**Entries from a dataset:**
━━━
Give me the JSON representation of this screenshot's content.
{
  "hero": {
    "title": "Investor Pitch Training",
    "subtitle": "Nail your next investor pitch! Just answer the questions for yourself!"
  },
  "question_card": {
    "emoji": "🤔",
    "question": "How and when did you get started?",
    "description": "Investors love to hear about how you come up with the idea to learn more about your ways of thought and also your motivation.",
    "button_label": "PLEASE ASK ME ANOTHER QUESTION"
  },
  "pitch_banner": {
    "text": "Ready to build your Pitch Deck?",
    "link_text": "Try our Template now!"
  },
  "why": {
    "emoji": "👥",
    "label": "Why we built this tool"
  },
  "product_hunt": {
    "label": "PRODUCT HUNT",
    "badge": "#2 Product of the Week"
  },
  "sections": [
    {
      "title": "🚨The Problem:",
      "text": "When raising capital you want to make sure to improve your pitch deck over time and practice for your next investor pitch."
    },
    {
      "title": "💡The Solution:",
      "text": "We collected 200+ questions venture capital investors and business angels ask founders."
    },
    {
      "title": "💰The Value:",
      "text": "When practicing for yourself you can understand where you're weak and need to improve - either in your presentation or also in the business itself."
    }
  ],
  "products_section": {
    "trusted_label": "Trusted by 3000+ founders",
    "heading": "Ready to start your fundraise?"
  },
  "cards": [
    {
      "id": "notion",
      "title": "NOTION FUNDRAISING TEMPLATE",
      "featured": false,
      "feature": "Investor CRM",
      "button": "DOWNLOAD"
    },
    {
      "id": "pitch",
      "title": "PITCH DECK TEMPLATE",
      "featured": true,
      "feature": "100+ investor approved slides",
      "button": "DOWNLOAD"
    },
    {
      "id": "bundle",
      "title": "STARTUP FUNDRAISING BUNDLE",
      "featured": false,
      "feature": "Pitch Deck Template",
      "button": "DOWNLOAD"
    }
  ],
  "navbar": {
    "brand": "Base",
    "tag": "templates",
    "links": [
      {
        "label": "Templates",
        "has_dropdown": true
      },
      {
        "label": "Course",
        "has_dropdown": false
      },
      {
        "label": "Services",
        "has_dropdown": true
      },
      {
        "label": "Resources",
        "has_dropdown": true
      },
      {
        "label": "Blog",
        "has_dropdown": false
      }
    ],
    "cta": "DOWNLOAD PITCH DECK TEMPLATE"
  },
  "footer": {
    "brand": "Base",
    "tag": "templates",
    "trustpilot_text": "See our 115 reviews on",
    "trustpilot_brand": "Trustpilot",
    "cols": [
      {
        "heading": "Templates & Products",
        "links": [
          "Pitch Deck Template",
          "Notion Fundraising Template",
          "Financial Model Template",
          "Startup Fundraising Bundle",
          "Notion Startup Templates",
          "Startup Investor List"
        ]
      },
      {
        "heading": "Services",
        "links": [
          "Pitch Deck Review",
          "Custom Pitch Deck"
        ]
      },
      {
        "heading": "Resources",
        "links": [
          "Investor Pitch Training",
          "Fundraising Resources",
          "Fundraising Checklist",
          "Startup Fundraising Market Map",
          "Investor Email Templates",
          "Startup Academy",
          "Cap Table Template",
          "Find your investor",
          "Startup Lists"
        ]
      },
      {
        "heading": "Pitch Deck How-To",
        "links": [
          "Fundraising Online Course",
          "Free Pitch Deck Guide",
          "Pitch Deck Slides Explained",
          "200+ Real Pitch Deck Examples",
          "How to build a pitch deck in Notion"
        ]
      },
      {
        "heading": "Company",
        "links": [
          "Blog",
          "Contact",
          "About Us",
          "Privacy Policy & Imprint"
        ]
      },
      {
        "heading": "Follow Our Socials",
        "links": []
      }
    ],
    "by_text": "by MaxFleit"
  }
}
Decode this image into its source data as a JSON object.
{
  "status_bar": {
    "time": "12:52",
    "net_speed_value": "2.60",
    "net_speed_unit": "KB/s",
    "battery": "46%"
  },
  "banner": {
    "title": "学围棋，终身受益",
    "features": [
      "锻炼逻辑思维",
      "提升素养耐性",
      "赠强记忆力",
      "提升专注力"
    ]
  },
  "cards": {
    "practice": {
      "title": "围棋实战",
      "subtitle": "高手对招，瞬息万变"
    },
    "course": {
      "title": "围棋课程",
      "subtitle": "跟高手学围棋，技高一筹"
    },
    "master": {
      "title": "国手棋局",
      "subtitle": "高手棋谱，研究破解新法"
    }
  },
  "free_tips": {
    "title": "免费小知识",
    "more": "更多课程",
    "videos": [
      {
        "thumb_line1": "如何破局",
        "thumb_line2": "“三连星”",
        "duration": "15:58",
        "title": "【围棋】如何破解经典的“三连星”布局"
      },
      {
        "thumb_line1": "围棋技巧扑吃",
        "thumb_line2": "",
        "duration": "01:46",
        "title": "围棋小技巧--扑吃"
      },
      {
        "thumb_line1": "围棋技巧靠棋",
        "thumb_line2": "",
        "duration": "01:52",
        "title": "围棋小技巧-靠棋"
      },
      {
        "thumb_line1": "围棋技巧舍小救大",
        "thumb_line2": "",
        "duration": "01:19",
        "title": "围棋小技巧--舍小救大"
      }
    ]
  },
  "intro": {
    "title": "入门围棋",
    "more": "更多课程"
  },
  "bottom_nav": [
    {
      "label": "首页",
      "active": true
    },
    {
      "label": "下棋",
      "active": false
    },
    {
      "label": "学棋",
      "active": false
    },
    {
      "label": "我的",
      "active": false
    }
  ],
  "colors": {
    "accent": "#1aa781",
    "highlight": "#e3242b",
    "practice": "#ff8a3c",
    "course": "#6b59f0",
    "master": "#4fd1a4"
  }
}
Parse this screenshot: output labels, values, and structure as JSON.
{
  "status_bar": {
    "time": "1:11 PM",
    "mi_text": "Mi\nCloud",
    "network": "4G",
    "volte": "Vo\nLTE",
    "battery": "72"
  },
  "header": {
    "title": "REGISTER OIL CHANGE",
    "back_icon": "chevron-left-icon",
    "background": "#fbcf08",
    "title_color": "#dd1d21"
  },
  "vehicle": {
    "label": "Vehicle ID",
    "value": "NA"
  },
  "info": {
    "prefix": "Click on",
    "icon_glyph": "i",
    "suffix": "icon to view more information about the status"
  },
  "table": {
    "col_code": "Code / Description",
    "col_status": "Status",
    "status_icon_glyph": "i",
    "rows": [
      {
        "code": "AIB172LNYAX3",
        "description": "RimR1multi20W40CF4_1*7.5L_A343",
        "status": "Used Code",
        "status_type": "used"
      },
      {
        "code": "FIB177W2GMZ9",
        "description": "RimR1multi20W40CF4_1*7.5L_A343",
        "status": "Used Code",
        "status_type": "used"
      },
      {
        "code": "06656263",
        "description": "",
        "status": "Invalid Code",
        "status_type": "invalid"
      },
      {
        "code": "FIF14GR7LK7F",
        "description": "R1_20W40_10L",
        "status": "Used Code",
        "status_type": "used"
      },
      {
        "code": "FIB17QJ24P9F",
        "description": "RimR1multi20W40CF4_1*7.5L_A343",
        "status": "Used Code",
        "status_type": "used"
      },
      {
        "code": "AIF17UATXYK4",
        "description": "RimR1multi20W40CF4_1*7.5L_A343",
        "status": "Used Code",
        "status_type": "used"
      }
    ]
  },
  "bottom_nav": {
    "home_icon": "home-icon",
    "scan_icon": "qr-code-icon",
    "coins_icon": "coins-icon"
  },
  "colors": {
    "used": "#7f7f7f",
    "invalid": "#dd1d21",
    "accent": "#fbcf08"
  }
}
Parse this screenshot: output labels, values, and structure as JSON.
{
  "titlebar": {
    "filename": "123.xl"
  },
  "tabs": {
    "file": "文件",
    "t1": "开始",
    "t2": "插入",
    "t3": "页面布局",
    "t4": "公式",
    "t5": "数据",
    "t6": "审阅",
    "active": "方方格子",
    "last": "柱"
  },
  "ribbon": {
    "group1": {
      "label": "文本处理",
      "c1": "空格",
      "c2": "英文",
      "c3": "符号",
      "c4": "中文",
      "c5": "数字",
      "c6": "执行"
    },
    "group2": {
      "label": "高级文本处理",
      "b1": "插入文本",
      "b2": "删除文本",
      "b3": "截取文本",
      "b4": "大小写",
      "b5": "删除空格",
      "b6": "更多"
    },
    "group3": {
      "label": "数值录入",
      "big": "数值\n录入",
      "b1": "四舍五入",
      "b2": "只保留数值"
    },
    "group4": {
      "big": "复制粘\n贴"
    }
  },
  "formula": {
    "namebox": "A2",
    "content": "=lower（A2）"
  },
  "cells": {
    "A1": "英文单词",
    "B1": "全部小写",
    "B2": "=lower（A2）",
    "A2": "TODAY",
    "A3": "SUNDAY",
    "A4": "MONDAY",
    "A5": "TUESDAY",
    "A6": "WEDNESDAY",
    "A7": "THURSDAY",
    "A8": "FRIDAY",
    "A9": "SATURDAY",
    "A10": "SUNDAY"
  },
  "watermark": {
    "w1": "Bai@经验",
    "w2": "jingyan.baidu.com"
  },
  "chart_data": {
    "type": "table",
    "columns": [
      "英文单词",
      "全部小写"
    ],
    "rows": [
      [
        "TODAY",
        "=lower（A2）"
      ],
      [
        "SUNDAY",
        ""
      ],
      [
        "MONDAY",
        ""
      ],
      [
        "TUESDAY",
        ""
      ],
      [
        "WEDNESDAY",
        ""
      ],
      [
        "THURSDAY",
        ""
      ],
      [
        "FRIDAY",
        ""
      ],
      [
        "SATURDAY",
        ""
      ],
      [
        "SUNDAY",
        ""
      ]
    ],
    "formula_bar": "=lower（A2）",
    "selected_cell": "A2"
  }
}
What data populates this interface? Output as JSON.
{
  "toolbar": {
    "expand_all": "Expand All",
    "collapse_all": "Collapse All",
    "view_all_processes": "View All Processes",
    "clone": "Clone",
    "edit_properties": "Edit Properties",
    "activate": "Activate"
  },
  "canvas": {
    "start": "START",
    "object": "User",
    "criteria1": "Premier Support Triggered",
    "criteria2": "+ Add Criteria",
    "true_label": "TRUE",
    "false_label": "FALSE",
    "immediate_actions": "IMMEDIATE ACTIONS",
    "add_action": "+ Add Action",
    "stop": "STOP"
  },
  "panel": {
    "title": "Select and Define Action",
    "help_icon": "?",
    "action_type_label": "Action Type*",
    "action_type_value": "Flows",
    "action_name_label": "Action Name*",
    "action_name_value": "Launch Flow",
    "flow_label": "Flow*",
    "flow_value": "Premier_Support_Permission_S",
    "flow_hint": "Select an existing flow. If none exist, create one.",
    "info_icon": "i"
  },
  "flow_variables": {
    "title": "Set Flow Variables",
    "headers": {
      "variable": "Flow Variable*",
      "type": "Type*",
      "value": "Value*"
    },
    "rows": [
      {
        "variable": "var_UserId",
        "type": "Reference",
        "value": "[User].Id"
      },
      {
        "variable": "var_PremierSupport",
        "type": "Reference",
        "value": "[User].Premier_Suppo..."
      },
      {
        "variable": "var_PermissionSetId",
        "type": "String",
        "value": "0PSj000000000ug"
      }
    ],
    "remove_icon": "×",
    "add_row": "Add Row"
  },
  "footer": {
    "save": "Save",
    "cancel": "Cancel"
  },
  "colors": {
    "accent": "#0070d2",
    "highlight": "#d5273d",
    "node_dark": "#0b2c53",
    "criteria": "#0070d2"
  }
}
━━━
**Set task:**
Copy every line above that holds the word "subtitle".

**Written response:**
    "subtitle": "Nail your next investor pitch! Just answer the questions for yourself!"
      "subtitle": "高手对招，瞬息万变"
      "subtitle": "跟高手学围棋，技高一筹"
      "subtitle": "高手棋谱，研究破解新法"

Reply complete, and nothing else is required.